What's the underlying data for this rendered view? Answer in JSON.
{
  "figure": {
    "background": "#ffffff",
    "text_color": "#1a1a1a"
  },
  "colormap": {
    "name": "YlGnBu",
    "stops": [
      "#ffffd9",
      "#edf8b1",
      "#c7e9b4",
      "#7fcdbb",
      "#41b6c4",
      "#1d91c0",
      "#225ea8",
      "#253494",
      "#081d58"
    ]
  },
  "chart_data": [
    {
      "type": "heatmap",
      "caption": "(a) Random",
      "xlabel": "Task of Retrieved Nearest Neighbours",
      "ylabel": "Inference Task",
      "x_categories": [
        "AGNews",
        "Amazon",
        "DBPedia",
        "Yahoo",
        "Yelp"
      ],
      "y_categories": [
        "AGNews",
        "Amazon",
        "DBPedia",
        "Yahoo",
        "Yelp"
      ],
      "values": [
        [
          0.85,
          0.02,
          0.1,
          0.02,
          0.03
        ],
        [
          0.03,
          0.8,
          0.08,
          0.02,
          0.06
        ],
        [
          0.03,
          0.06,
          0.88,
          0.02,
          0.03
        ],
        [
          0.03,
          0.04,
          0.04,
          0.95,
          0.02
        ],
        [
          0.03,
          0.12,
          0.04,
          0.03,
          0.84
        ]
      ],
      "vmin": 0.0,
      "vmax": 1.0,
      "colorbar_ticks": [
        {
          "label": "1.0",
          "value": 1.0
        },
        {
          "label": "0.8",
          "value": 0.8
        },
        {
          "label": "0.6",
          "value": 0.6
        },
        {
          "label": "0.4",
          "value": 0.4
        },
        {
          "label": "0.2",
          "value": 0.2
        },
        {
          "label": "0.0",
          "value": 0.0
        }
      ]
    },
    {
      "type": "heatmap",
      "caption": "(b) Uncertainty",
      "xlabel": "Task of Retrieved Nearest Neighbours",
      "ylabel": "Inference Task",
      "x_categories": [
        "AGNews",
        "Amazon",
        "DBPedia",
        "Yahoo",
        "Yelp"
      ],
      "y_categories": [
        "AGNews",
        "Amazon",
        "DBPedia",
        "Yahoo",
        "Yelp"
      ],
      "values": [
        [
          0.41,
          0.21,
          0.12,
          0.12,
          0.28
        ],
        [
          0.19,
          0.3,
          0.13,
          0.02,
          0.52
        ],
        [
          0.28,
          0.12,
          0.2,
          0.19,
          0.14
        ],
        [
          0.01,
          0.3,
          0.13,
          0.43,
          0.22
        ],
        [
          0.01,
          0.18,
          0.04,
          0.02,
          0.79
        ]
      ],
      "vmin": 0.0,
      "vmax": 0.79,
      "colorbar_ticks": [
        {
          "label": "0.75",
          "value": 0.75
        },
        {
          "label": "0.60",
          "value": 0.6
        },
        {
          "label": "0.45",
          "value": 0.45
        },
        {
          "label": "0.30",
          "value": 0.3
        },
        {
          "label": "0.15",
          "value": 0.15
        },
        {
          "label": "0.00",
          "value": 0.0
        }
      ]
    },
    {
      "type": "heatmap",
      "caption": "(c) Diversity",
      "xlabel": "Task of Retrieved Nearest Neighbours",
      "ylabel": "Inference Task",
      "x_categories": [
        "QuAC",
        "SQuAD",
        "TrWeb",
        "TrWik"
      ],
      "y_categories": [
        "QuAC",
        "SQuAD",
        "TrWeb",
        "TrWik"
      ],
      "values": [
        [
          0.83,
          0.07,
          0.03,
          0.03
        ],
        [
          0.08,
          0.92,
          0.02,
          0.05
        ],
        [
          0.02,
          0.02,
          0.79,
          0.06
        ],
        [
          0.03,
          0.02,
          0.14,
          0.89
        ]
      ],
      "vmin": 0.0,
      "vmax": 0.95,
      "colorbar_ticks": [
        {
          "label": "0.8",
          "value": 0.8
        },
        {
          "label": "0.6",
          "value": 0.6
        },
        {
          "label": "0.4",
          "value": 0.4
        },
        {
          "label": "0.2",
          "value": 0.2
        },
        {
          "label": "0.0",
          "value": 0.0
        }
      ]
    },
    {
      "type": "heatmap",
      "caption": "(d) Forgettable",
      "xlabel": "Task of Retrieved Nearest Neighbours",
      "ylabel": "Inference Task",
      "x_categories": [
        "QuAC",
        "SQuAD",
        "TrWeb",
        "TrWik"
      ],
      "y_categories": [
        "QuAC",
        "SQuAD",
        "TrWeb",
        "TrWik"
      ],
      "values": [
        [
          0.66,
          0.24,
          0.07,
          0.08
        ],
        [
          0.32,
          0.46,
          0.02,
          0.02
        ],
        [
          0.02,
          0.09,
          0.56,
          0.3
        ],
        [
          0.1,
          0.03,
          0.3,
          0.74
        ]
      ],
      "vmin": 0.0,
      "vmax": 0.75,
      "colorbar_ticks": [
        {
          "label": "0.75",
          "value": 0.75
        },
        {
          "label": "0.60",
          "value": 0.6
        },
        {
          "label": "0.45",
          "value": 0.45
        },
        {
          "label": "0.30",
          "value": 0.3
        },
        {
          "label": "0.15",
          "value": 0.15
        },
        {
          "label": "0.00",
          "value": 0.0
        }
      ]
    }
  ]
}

#####

Goal of the exercise – Transcribe the material above in its entirety. Match it exactly.

Expected answer –
What's the underlying data for this rendered view? Answer in JSON.
{
  "figure": {
    "background": "#ffffff",
    "text_color": "#1a1a1a"
  },
  "colormap": {
    "name": "YlGnBu",
    "stops": [
      "#ffffd9",
      "#edf8b1",
      "#c7e9b4",
      "#7fcdbb",
      "#41b6c4",
      "#1d91c0",
      "#225ea8",
      "#253494",
      "#081d58"
    ]
  },
  "chart_data": [
    {
      "type": "heatmap",
      "caption": "(a) Random",
      "xlabel": "Task of Retrieved Nearest Neighbours",
      "ylabel": "Inference Task",
      "x_categories": [
        "AGNews",
        "Amazon",
        "DBPedia",
        "Yahoo",
        "Yelp"
      ],
      "y_categories": [
        "AGNews",
        "Amazon",
        "DBPedia",
        "Yahoo",
        "Yelp"
      ],
      "values": [
        [
          0.85,
          0.02,
          0.1,
          0.02,
          0.03
        ],
        [
          0.03,
          0.8,
          0.08,
          0.02,
          0.06
        ],
        [
          0.03,
          0.06,
          0.88,
          0.02,
          0.03
        ],
        [
          0.03,
          0.04,
          0.04,
          0.95,
          0.02
        ],
        [
          0.03,
          0.12,
          0.04,
          0.03,
          0.84
        ]
      ],
      "vmin": 0.0,
      "vmax": 1.0,
      "colorbar_ticks": [
        {
          "label": "1.0",
          "value": 1.0
        },
        {
          "label": "0.8",
          "value": 0.8
        },
        {
          "label": "0.6",
          "value": 0.6
        },
        {
          "label": "0.4",
          "value": 0.4
        },
        {
          "label": "0.2",
          "value": 0.2
        },
        {
          "label": "0.0",
          "value": 0.0
        }
      ]
    },
    {
      "type": "heatmap",
      "caption": "(b) Uncertainty",
      "xlabel": "Task of Retrieved Nearest Neighbours",
      "ylabel": "Inference Task",
      "x_categories": [
        "AGNews",
        "Amazon",
        "DBPedia",
        "Yahoo",
        "Yelp"
      ],
      "y_categories": [
        "AGNews",
        "Amazon",
        "DBPedia",
        "Yahoo",
        "Yelp"
      ],
      "values": [
        [
          0.41,
          0.21,
          0.12,
          0.12,
          0.28
        ],
        [
          0.19,
          0.3,
          0.13,
          0.02,
          0.52
        ],
        [
          0.28,
          0.12,
          0.2,
          0.19,
          0.14
        ],
        [
          0.01,
          0.3,
          0.13,
          0.43,
          0.22
        ],
        [
          0.01,
          0.18,
          0.04,
          0.02,
          0.79
        ]
      ],
      "vmin": 0.0,
      "vmax": 0.79,
      "colorbar_ticks": [
        {
          "label": "0.75",
          "value": 0.75
        },
        {
          "label": "0.60",
          "value": 0.6
        },
        {
          "label": "0.45",
          "value": 0.45
        },
        {
          "label": "0.30",
          "value": 0.3
        },
        {
          "label": "0.15",
          "value": 0.15
        },
        {
          "label": "0.00",
          "value": 0.0
        }
      ]
    },
    {
      "type": "heatmap",
      "caption": "(c) Diversity",
      "xlabel": "Task of Retrieved Nearest Neighbours",
      "ylabel": "Inference Task",
      "x_categories": [
        "QuAC",
        "SQuAD",
        "TrWeb",
        "TrWik"
      ],
      "y_categories": [
        "QuAC",
        "SQuAD",
        "TrWeb",
        "TrWik"
      ],
      "values": [
        [
          0.83,
          0.07,
          0.03,
          0.03
        ],
        [
          0.08,
          0.92,
          0.02,
          0.05
        ],
        [
          0.02,
          0.02,
          0.79,
          0.06
        ],
        [
          0.03,
          0.02,
          0.14,
          0.89
        ]
      ],
      "vmin": 0.0,
      "vmax": 0.95,
      "colorbar_ticks": [
        {
          "label": "0.8",
          "value": 0.8
        },
        {
          "label": "0.6",
          "value": 0.6
        },
        {
          "label": "0.4",
          "value": 0.4
        },
        {
          "label": "0.2",
          "value": 0.2
        },
        {
          "label": "0.0",
          "value": 0.0
        }
      ]
    },
    {
      "type": "heatmap",
      "caption": "(d) Forgettable",
      "xlabel": "Task of Retrieved Nearest Neighbours",
      "ylabel": "Inference Task",
      "x_categories": [
        "QuAC",
        "SQuAD",
        "TrWeb",
        "TrWik"
      ],
      "y_categories": [
        "QuAC",
        "SQuAD",
        "TrWeb",
        "TrWik"
      ],
      "values": [
        [
          0.66,
          0.24,
          0.07,
          0.08
        ],
        [
          0.32,
          0.46,
          0.02,
          0.02
        ],
        [
          0.02,
          0.09,
          0.56,
          0.3
        ],
        [
          0.1,
          0.03,
          0.3,
          0.74
        ]
      ],
      "vmin": 0.0,
      "vmax": 0.75,
      "colorbar_ticks": [
        {
          "label": "0.75",
          "value": 0.75
        },
        {
          "label": "0.60",
          "value": 0.6
        },
        {
          "label": "0.45",
          "value": 0.45
        },
        {
          "label": "0.30",
          "value": 0.3
        },
        {
          "label": "0.15",
          "value": 0.15
        },
        {
          "label": "0.00",
          "value": 0.0
        }
      ]
    }
  ]
}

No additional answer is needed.